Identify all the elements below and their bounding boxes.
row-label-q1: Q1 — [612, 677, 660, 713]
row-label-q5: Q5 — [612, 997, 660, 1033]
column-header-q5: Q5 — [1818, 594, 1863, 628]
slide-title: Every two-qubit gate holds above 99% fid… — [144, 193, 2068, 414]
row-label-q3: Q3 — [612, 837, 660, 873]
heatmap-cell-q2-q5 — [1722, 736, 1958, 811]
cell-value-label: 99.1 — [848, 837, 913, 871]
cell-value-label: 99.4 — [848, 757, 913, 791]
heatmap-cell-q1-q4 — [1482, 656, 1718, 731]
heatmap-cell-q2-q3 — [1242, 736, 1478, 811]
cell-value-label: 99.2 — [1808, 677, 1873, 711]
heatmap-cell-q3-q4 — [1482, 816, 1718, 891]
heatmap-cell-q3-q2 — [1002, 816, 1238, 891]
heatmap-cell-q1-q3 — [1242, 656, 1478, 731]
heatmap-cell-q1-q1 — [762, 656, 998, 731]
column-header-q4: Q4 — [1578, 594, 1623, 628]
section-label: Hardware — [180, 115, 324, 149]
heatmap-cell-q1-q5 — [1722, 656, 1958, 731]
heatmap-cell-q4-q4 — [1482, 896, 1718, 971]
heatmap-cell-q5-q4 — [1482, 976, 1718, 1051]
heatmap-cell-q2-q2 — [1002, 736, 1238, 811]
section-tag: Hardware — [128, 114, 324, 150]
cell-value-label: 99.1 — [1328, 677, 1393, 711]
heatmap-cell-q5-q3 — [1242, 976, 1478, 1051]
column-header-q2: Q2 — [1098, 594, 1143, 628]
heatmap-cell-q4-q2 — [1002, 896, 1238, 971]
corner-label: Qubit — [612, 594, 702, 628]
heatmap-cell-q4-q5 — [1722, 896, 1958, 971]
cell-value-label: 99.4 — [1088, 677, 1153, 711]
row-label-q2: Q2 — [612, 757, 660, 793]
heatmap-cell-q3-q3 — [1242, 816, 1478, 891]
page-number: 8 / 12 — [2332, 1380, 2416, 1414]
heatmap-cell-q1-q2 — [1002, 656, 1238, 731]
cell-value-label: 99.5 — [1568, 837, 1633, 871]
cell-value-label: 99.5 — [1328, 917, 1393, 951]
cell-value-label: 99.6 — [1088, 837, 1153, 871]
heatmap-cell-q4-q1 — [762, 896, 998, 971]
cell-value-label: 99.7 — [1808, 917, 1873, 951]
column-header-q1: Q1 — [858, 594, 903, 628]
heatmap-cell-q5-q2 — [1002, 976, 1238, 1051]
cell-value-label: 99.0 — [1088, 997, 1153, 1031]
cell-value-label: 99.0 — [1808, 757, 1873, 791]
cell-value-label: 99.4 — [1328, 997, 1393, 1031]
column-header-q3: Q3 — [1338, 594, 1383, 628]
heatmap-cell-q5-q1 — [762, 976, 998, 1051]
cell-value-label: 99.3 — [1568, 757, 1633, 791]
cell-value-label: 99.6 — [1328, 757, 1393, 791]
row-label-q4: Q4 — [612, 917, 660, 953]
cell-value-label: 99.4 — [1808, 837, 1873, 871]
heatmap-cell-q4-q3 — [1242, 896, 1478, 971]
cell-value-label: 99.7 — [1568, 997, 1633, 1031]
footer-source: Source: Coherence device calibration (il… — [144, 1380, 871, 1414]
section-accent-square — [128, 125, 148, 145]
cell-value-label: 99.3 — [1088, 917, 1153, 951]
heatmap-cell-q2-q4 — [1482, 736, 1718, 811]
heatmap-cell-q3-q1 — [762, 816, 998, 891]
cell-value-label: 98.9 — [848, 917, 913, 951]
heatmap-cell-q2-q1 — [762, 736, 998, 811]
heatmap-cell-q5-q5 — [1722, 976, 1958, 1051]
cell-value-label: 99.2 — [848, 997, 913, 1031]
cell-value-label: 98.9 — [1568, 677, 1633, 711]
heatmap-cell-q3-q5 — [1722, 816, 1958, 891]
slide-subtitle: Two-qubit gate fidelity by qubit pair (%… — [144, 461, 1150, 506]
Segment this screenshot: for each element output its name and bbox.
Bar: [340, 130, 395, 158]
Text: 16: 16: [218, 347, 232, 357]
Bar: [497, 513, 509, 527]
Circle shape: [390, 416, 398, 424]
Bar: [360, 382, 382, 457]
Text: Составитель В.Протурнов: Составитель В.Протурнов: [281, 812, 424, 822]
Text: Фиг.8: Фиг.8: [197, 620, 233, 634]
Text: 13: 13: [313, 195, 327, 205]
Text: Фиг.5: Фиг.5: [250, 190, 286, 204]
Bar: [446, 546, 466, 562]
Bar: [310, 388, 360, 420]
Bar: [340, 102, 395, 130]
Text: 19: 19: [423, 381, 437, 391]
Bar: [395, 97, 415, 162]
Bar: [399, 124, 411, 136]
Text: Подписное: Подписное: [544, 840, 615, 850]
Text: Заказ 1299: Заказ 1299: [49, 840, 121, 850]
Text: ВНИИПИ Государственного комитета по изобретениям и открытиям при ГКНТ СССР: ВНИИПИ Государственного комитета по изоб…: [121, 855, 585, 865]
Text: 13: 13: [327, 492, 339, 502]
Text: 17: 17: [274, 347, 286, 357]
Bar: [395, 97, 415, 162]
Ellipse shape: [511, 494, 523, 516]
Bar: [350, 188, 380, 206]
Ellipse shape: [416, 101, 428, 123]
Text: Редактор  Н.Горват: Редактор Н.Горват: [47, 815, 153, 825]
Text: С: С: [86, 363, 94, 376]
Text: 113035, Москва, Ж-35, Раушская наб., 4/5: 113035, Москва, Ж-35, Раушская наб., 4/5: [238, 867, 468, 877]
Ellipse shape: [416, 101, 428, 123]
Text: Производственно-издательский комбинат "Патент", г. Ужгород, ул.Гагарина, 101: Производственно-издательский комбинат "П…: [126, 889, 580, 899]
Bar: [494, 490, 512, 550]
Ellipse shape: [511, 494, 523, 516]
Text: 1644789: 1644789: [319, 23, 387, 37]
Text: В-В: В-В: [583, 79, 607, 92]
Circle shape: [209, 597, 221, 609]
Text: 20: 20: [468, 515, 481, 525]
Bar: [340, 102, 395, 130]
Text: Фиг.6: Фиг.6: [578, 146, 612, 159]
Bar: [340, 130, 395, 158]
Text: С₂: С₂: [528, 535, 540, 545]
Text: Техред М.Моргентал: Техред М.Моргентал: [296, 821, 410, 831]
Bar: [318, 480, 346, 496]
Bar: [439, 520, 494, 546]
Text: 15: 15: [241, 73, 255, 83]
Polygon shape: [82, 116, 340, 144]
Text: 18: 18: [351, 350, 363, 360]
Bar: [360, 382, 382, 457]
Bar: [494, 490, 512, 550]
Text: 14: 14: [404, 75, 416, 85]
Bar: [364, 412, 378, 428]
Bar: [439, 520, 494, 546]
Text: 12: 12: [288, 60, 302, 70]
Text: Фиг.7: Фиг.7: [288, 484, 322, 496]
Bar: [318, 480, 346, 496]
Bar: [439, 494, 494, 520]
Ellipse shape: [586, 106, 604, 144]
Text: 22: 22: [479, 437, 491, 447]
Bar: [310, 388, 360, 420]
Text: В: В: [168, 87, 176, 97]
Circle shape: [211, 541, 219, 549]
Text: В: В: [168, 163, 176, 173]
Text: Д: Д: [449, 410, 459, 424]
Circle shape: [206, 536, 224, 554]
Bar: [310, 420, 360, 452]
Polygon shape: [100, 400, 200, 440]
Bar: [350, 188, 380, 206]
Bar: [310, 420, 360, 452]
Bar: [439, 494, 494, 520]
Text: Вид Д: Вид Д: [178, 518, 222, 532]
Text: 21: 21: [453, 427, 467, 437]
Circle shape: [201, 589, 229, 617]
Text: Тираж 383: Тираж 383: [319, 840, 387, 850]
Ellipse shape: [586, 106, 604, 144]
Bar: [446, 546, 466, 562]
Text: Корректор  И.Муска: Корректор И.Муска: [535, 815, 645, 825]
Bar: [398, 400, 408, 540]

# CONSIGNE ÉCRITE
Recopiez sans aucune modification les données ci-dessus, depuis leur première ligne jusqu'à la ligne contenant "column-header-q4: Q4 — [1578, 594, 1623, 628]", cette dernière comprise.

# RÉPONSE ÉCRITE
Identify all the elements below and their bounding boxes.
row-label-q1: Q1 — [612, 677, 660, 713]
row-label-q5: Q5 — [612, 997, 660, 1033]
column-header-q5: Q5 — [1818, 594, 1863, 628]
slide-title: Every two-qubit gate holds above 99% fid… — [144, 193, 2068, 414]
row-label-q3: Q3 — [612, 837, 660, 873]
heatmap-cell-q2-q5 — [1722, 736, 1958, 811]
cell-value-label: 99.1 — [848, 837, 913, 871]
cell-value-label: 99.4 — [848, 757, 913, 791]
heatmap-cell-q1-q4 — [1482, 656, 1718, 731]
heatmap-cell-q2-q3 — [1242, 736, 1478, 811]
cell-value-label: 99.2 — [1808, 677, 1873, 711]
heatmap-cell-q3-q4 — [1482, 816, 1718, 891]
heatmap-cell-q3-q2 — [1002, 816, 1238, 891]
heatmap-cell-q1-q3 — [1242, 656, 1478, 731]
heatmap-cell-q1-q1 — [762, 656, 998, 731]
column-header-q4: Q4 — [1578, 594, 1623, 628]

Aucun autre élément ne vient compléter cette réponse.